(Stored entries)
[BEGIN]
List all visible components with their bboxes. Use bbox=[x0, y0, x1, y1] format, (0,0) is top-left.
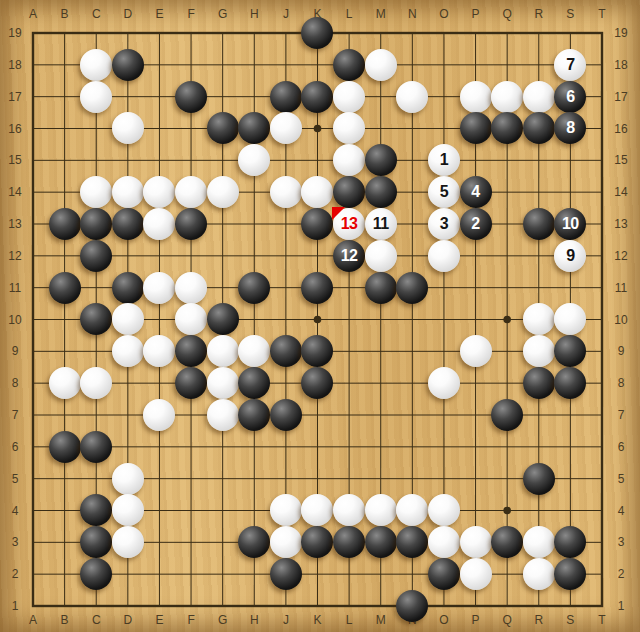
intersection[interactable] bbox=[49, 144, 81, 176]
intersection[interactable] bbox=[302, 272, 334, 304]
intersection[interactable] bbox=[302, 463, 334, 495]
intersection[interactable] bbox=[175, 81, 207, 113]
intersection[interactable] bbox=[270, 526, 302, 558]
intersection[interactable] bbox=[397, 113, 429, 145]
intersection[interactable] bbox=[555, 367, 587, 399]
intersection[interactable] bbox=[175, 495, 207, 527]
intersection[interactable] bbox=[460, 49, 492, 81]
intersection[interactable] bbox=[112, 463, 144, 495]
intersection[interactable] bbox=[333, 431, 365, 463]
intersection[interactable] bbox=[491, 431, 523, 463]
intersection[interactable] bbox=[175, 399, 207, 431]
intersection[interactable] bbox=[49, 113, 81, 145]
intersection[interactable] bbox=[80, 208, 112, 240]
intersection[interactable] bbox=[80, 495, 112, 527]
intersection[interactable] bbox=[333, 81, 365, 113]
intersection[interactable] bbox=[144, 495, 176, 527]
intersection[interactable] bbox=[302, 526, 334, 558]
intersection[interactable] bbox=[238, 49, 270, 81]
intersection[interactable] bbox=[207, 399, 239, 431]
intersection[interactable]: 12 bbox=[333, 240, 365, 272]
intersection[interactable] bbox=[207, 17, 239, 49]
intersection[interactable] bbox=[207, 495, 239, 527]
intersection[interactable] bbox=[428, 272, 460, 304]
intersection[interactable] bbox=[112, 113, 144, 145]
intersection[interactable] bbox=[270, 17, 302, 49]
intersection[interactable] bbox=[112, 49, 144, 81]
intersection[interactable] bbox=[112, 144, 144, 176]
intersection[interactable] bbox=[49, 240, 81, 272]
intersection[interactable] bbox=[365, 367, 397, 399]
intersection[interactable] bbox=[302, 49, 334, 81]
intersection[interactable] bbox=[428, 399, 460, 431]
intersection[interactable] bbox=[80, 240, 112, 272]
intersection[interactable] bbox=[144, 431, 176, 463]
intersection[interactable] bbox=[207, 208, 239, 240]
intersection[interactable] bbox=[144, 272, 176, 304]
intersection[interactable] bbox=[397, 367, 429, 399]
intersection[interactable] bbox=[144, 208, 176, 240]
intersection[interactable] bbox=[555, 558, 587, 590]
intersection[interactable] bbox=[175, 176, 207, 208]
intersection[interactable] bbox=[333, 176, 365, 208]
intersection[interactable] bbox=[144, 144, 176, 176]
intersection[interactable] bbox=[144, 81, 176, 113]
intersection[interactable] bbox=[397, 590, 429, 622]
intersection[interactable] bbox=[238, 526, 270, 558]
intersection[interactable] bbox=[80, 81, 112, 113]
intersection[interactable] bbox=[270, 431, 302, 463]
intersection[interactable] bbox=[586, 304, 618, 336]
intersection[interactable] bbox=[491, 176, 523, 208]
intersection[interactable] bbox=[175, 463, 207, 495]
intersection[interactable] bbox=[428, 304, 460, 336]
intersection[interactable] bbox=[49, 49, 81, 81]
intersection[interactable] bbox=[586, 49, 618, 81]
intersection[interactable] bbox=[491, 208, 523, 240]
intersection[interactable] bbox=[302, 335, 334, 367]
intersection[interactable] bbox=[270, 208, 302, 240]
intersection[interactable] bbox=[49, 272, 81, 304]
intersection[interactable] bbox=[112, 304, 144, 336]
intersection[interactable] bbox=[144, 49, 176, 81]
intersection[interactable] bbox=[523, 81, 555, 113]
intersection[interactable] bbox=[175, 335, 207, 367]
intersection[interactable] bbox=[333, 304, 365, 336]
intersection[interactable] bbox=[17, 113, 49, 145]
intersection[interactable] bbox=[333, 399, 365, 431]
intersection[interactable] bbox=[397, 526, 429, 558]
intersection[interactable] bbox=[555, 526, 587, 558]
intersection[interactable] bbox=[586, 208, 618, 240]
intersection[interactable] bbox=[491, 81, 523, 113]
intersection[interactable] bbox=[80, 49, 112, 81]
intersection[interactable] bbox=[175, 272, 207, 304]
intersection[interactable] bbox=[207, 113, 239, 145]
intersection[interactable] bbox=[144, 463, 176, 495]
intersection[interactable] bbox=[460, 367, 492, 399]
intersection[interactable] bbox=[207, 558, 239, 590]
intersection[interactable] bbox=[491, 463, 523, 495]
intersection[interactable] bbox=[365, 17, 397, 49]
intersection[interactable] bbox=[175, 49, 207, 81]
intersection[interactable] bbox=[17, 431, 49, 463]
intersection[interactable] bbox=[397, 81, 429, 113]
intersection[interactable] bbox=[238, 558, 270, 590]
intersection[interactable] bbox=[112, 272, 144, 304]
intersection[interactable] bbox=[49, 431, 81, 463]
intersection[interactable] bbox=[555, 463, 587, 495]
intersection[interactable] bbox=[80, 558, 112, 590]
intersection[interactable] bbox=[491, 17, 523, 49]
intersection[interactable] bbox=[523, 240, 555, 272]
intersection[interactable] bbox=[238, 81, 270, 113]
intersection[interactable] bbox=[397, 335, 429, 367]
intersection[interactable] bbox=[112, 81, 144, 113]
intersection[interactable]: 3 bbox=[428, 208, 460, 240]
intersection[interactable] bbox=[270, 335, 302, 367]
intersection[interactable] bbox=[586, 463, 618, 495]
intersection[interactable] bbox=[365, 81, 397, 113]
intersection[interactable] bbox=[302, 113, 334, 145]
intersection[interactable] bbox=[523, 463, 555, 495]
intersection[interactable] bbox=[523, 176, 555, 208]
intersection[interactable] bbox=[270, 463, 302, 495]
intersection[interactable] bbox=[586, 144, 618, 176]
intersection[interactable]: 10 bbox=[555, 208, 587, 240]
intersection[interactable] bbox=[49, 335, 81, 367]
intersection[interactable] bbox=[80, 367, 112, 399]
intersection[interactable] bbox=[238, 272, 270, 304]
intersection[interactable] bbox=[17, 558, 49, 590]
intersection[interactable]: 6 bbox=[555, 81, 587, 113]
intersection[interactable] bbox=[428, 558, 460, 590]
intersection[interactable] bbox=[491, 240, 523, 272]
intersection[interactable] bbox=[49, 304, 81, 336]
intersection[interactable] bbox=[555, 304, 587, 336]
intersection[interactable] bbox=[238, 463, 270, 495]
intersection[interactable] bbox=[333, 272, 365, 304]
intersection[interactable] bbox=[333, 113, 365, 145]
intersection[interactable]: 13 bbox=[333, 208, 365, 240]
intersection[interactable] bbox=[365, 240, 397, 272]
intersection[interactable] bbox=[428, 463, 460, 495]
intersection[interactable] bbox=[523, 367, 555, 399]
intersection[interactable] bbox=[49, 17, 81, 49]
intersection[interactable] bbox=[555, 144, 587, 176]
intersection[interactable] bbox=[397, 208, 429, 240]
intersection[interactable] bbox=[238, 176, 270, 208]
intersection[interactable] bbox=[555, 495, 587, 527]
intersection[interactable] bbox=[586, 431, 618, 463]
intersection[interactable] bbox=[80, 144, 112, 176]
intersection[interactable] bbox=[302, 208, 334, 240]
intersection[interactable] bbox=[460, 304, 492, 336]
intersection[interactable] bbox=[460, 144, 492, 176]
intersection[interactable] bbox=[17, 399, 49, 431]
intersection[interactable] bbox=[112, 495, 144, 527]
intersection[interactable] bbox=[365, 304, 397, 336]
intersection[interactable] bbox=[365, 431, 397, 463]
intersection[interactable] bbox=[207, 49, 239, 81]
intersection[interactable] bbox=[17, 240, 49, 272]
intersection[interactable] bbox=[397, 463, 429, 495]
intersection[interactable] bbox=[80, 17, 112, 49]
intersection[interactable] bbox=[586, 176, 618, 208]
intersection[interactable] bbox=[586, 81, 618, 113]
intersection[interactable] bbox=[365, 272, 397, 304]
intersection[interactable] bbox=[80, 272, 112, 304]
intersection[interactable] bbox=[144, 240, 176, 272]
intersection[interactable] bbox=[586, 240, 618, 272]
intersection[interactable] bbox=[302, 558, 334, 590]
intersection[interactable] bbox=[460, 399, 492, 431]
intersection[interactable] bbox=[175, 208, 207, 240]
intersection[interactable] bbox=[586, 113, 618, 145]
intersection[interactable] bbox=[17, 272, 49, 304]
intersection[interactable] bbox=[175, 526, 207, 558]
intersection[interactable] bbox=[365, 113, 397, 145]
intersection[interactable] bbox=[238, 144, 270, 176]
intersection[interactable] bbox=[17, 144, 49, 176]
intersection[interactable] bbox=[144, 399, 176, 431]
intersection[interactable] bbox=[365, 176, 397, 208]
intersection[interactable] bbox=[555, 431, 587, 463]
intersection[interactable] bbox=[207, 272, 239, 304]
intersection[interactable] bbox=[397, 17, 429, 49]
intersection[interactable] bbox=[491, 272, 523, 304]
intersection[interactable] bbox=[428, 335, 460, 367]
intersection[interactable] bbox=[460, 113, 492, 145]
intersection[interactable] bbox=[523, 49, 555, 81]
intersection[interactable] bbox=[80, 463, 112, 495]
intersection[interactable]: 5 bbox=[428, 176, 460, 208]
intersection[interactable] bbox=[365, 49, 397, 81]
intersection[interactable] bbox=[80, 304, 112, 336]
intersection[interactable] bbox=[365, 144, 397, 176]
intersection[interactable] bbox=[112, 176, 144, 208]
intersection[interactable] bbox=[49, 399, 81, 431]
intersection[interactable] bbox=[460, 463, 492, 495]
intersection[interactable] bbox=[333, 17, 365, 49]
intersection[interactable] bbox=[333, 495, 365, 527]
intersection[interactable] bbox=[365, 399, 397, 431]
intersection[interactable] bbox=[428, 495, 460, 527]
intersection[interactable] bbox=[491, 526, 523, 558]
intersection[interactable] bbox=[365, 335, 397, 367]
intersection[interactable] bbox=[238, 304, 270, 336]
intersection[interactable] bbox=[365, 558, 397, 590]
intersection[interactable] bbox=[491, 144, 523, 176]
intersection[interactable] bbox=[270, 272, 302, 304]
intersection[interactable] bbox=[49, 463, 81, 495]
intersection[interactable] bbox=[49, 558, 81, 590]
intersection[interactable] bbox=[397, 144, 429, 176]
intersection[interactable] bbox=[460, 526, 492, 558]
intersection[interactable] bbox=[397, 558, 429, 590]
intersection[interactable] bbox=[207, 335, 239, 367]
intersection[interactable] bbox=[428, 113, 460, 145]
intersection[interactable] bbox=[460, 240, 492, 272]
intersection[interactable] bbox=[49, 208, 81, 240]
intersection[interactable] bbox=[112, 399, 144, 431]
intersection[interactable] bbox=[49, 367, 81, 399]
intersection[interactable] bbox=[207, 526, 239, 558]
intersection[interactable] bbox=[112, 367, 144, 399]
intersection[interactable] bbox=[491, 495, 523, 527]
intersection[interactable] bbox=[302, 304, 334, 336]
intersection[interactable]: 7 bbox=[555, 49, 587, 81]
intersection[interactable] bbox=[17, 463, 49, 495]
intersection[interactable] bbox=[586, 367, 618, 399]
intersection[interactable] bbox=[270, 240, 302, 272]
intersection[interactable] bbox=[460, 17, 492, 49]
intersection[interactable] bbox=[333, 558, 365, 590]
intersection[interactable] bbox=[523, 558, 555, 590]
intersection[interactable] bbox=[523, 495, 555, 527]
intersection[interactable] bbox=[17, 335, 49, 367]
intersection[interactable] bbox=[175, 367, 207, 399]
intersection[interactable] bbox=[144, 558, 176, 590]
intersection[interactable] bbox=[397, 49, 429, 81]
intersection[interactable] bbox=[491, 49, 523, 81]
intersection[interactable] bbox=[491, 113, 523, 145]
intersection[interactable] bbox=[428, 49, 460, 81]
intersection[interactable] bbox=[80, 176, 112, 208]
intersection[interactable] bbox=[460, 81, 492, 113]
intersection[interactable] bbox=[270, 49, 302, 81]
intersection[interactable] bbox=[238, 17, 270, 49]
intersection[interactable] bbox=[207, 240, 239, 272]
intersection[interactable]: 4 bbox=[460, 176, 492, 208]
intersection[interactable] bbox=[523, 304, 555, 336]
intersection[interactable] bbox=[523, 17, 555, 49]
intersection[interactable] bbox=[397, 304, 429, 336]
intersection[interactable] bbox=[491, 367, 523, 399]
intersection[interactable] bbox=[555, 335, 587, 367]
intersection[interactable] bbox=[175, 558, 207, 590]
intersection[interactable] bbox=[397, 272, 429, 304]
intersection[interactable] bbox=[49, 176, 81, 208]
intersection[interactable] bbox=[428, 431, 460, 463]
intersection[interactable] bbox=[302, 431, 334, 463]
intersection[interactable] bbox=[80, 526, 112, 558]
intersection[interactable] bbox=[365, 526, 397, 558]
intersection[interactable]: 9 bbox=[555, 240, 587, 272]
intersection[interactable] bbox=[175, 304, 207, 336]
intersection[interactable] bbox=[207, 176, 239, 208]
intersection[interactable] bbox=[333, 367, 365, 399]
intersection[interactable] bbox=[460, 335, 492, 367]
intersection[interactable] bbox=[238, 240, 270, 272]
intersection[interactable] bbox=[80, 431, 112, 463]
intersection[interactable] bbox=[17, 526, 49, 558]
intersection[interactable] bbox=[302, 17, 334, 49]
intersection[interactable] bbox=[144, 367, 176, 399]
intersection[interactable] bbox=[238, 113, 270, 145]
intersection[interactable]: 8 bbox=[555, 113, 587, 145]
intersection[interactable] bbox=[238, 495, 270, 527]
intersection[interactable] bbox=[17, 495, 49, 527]
intersection[interactable] bbox=[80, 399, 112, 431]
intersection[interactable] bbox=[270, 144, 302, 176]
intersection[interactable] bbox=[333, 335, 365, 367]
intersection[interactable] bbox=[555, 272, 587, 304]
intersection[interactable] bbox=[112, 240, 144, 272]
intersection[interactable] bbox=[333, 526, 365, 558]
intersection[interactable] bbox=[144, 176, 176, 208]
intersection[interactable] bbox=[460, 495, 492, 527]
intersection[interactable] bbox=[586, 526, 618, 558]
intersection[interactable] bbox=[523, 144, 555, 176]
intersection[interactable] bbox=[555, 176, 587, 208]
intersection[interactable] bbox=[175, 431, 207, 463]
intersection[interactable] bbox=[112, 431, 144, 463]
intersection[interactable] bbox=[238, 335, 270, 367]
intersection[interactable] bbox=[523, 335, 555, 367]
intersection[interactable] bbox=[523, 272, 555, 304]
intersection[interactable] bbox=[175, 113, 207, 145]
intersection[interactable] bbox=[586, 495, 618, 527]
intersection[interactable] bbox=[555, 17, 587, 49]
intersection[interactable] bbox=[270, 113, 302, 145]
intersection[interactable] bbox=[144, 335, 176, 367]
intersection[interactable] bbox=[586, 558, 618, 590]
intersection[interactable] bbox=[238, 367, 270, 399]
intersection[interactable] bbox=[175, 144, 207, 176]
intersection[interactable] bbox=[238, 208, 270, 240]
intersection[interactable] bbox=[270, 367, 302, 399]
intersection[interactable] bbox=[302, 176, 334, 208]
intersection[interactable] bbox=[491, 558, 523, 590]
intersection[interactable]: 1 bbox=[428, 144, 460, 176]
intersection[interactable] bbox=[523, 526, 555, 558]
intersection[interactable]: 11 bbox=[365, 208, 397, 240]
intersection[interactable] bbox=[428, 17, 460, 49]
intersection[interactable] bbox=[17, 208, 49, 240]
intersection[interactable] bbox=[207, 431, 239, 463]
intersection[interactable] bbox=[270, 558, 302, 590]
intersection[interactable] bbox=[207, 81, 239, 113]
intersection[interactable] bbox=[17, 17, 49, 49]
intersection[interactable] bbox=[112, 558, 144, 590]
intersection[interactable] bbox=[302, 144, 334, 176]
intersection[interactable] bbox=[17, 304, 49, 336]
intersection[interactable] bbox=[397, 176, 429, 208]
intersection[interactable] bbox=[365, 495, 397, 527]
intersection[interactable] bbox=[428, 240, 460, 272]
intersection[interactable] bbox=[428, 81, 460, 113]
intersection[interactable]: 2 bbox=[460, 208, 492, 240]
intersection[interactable] bbox=[302, 367, 334, 399]
intersection[interactable] bbox=[397, 495, 429, 527]
intersection[interactable] bbox=[523, 113, 555, 145]
intersection[interactable] bbox=[144, 17, 176, 49]
intersection[interactable] bbox=[112, 526, 144, 558]
intersection[interactable] bbox=[491, 335, 523, 367]
intersection[interactable] bbox=[302, 399, 334, 431]
intersection[interactable] bbox=[270, 81, 302, 113]
intersection[interactable] bbox=[491, 304, 523, 336]
intersection[interactable] bbox=[17, 176, 49, 208]
intersection[interactable] bbox=[80, 113, 112, 145]
intersection[interactable] bbox=[555, 399, 587, 431]
intersection[interactable] bbox=[112, 208, 144, 240]
intersection[interactable] bbox=[270, 304, 302, 336]
intersection[interactable] bbox=[238, 399, 270, 431]
intersection[interactable] bbox=[586, 272, 618, 304]
intersection[interactable] bbox=[144, 113, 176, 145]
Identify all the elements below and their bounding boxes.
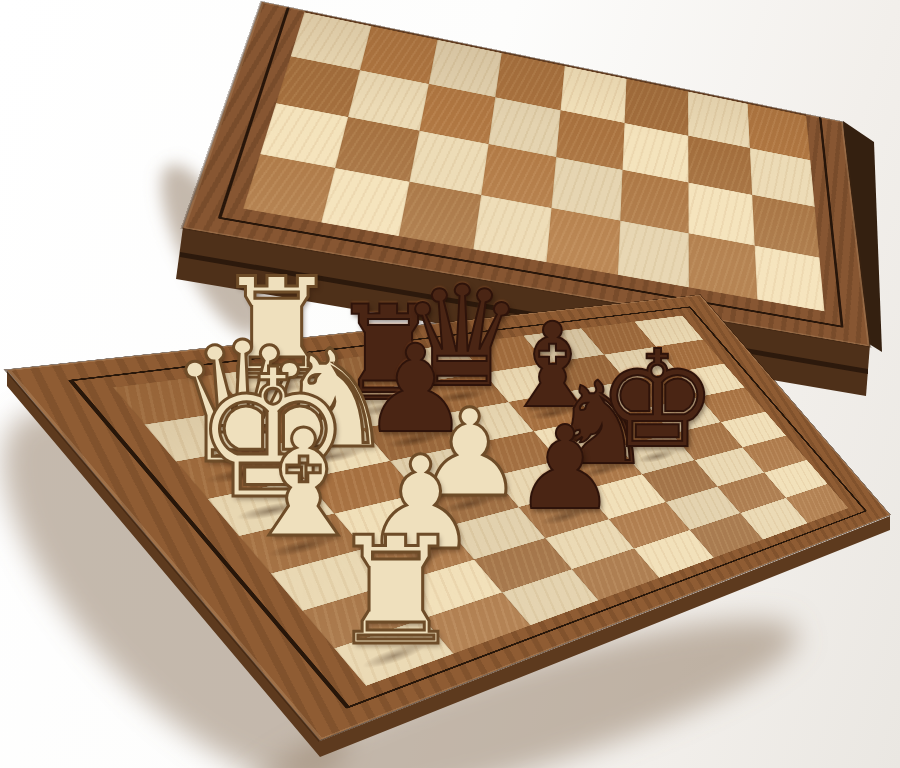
[END]
TASK STATEMENT: Return, without any change, the lines of the entries above that start with the line containing "intersection[interactable] bbox=[49, 144, 81, 176]" and end with the line containing "intersection[interactable] bbox=[112, 463, 144, 495]", including both of those lines.

OUTPUT BELOW:
intersection[interactable] bbox=[49, 144, 81, 176]
intersection[interactable] bbox=[302, 272, 334, 304]
intersection[interactable] bbox=[302, 463, 334, 495]
intersection[interactable] bbox=[175, 81, 207, 113]
intersection[interactable] bbox=[270, 526, 302, 558]
intersection[interactable] bbox=[397, 113, 429, 145]
intersection[interactable] bbox=[555, 367, 587, 399]
intersection[interactable] bbox=[175, 495, 207, 527]
intersection[interactable] bbox=[460, 49, 492, 81]
intersection[interactable] bbox=[112, 463, 144, 495]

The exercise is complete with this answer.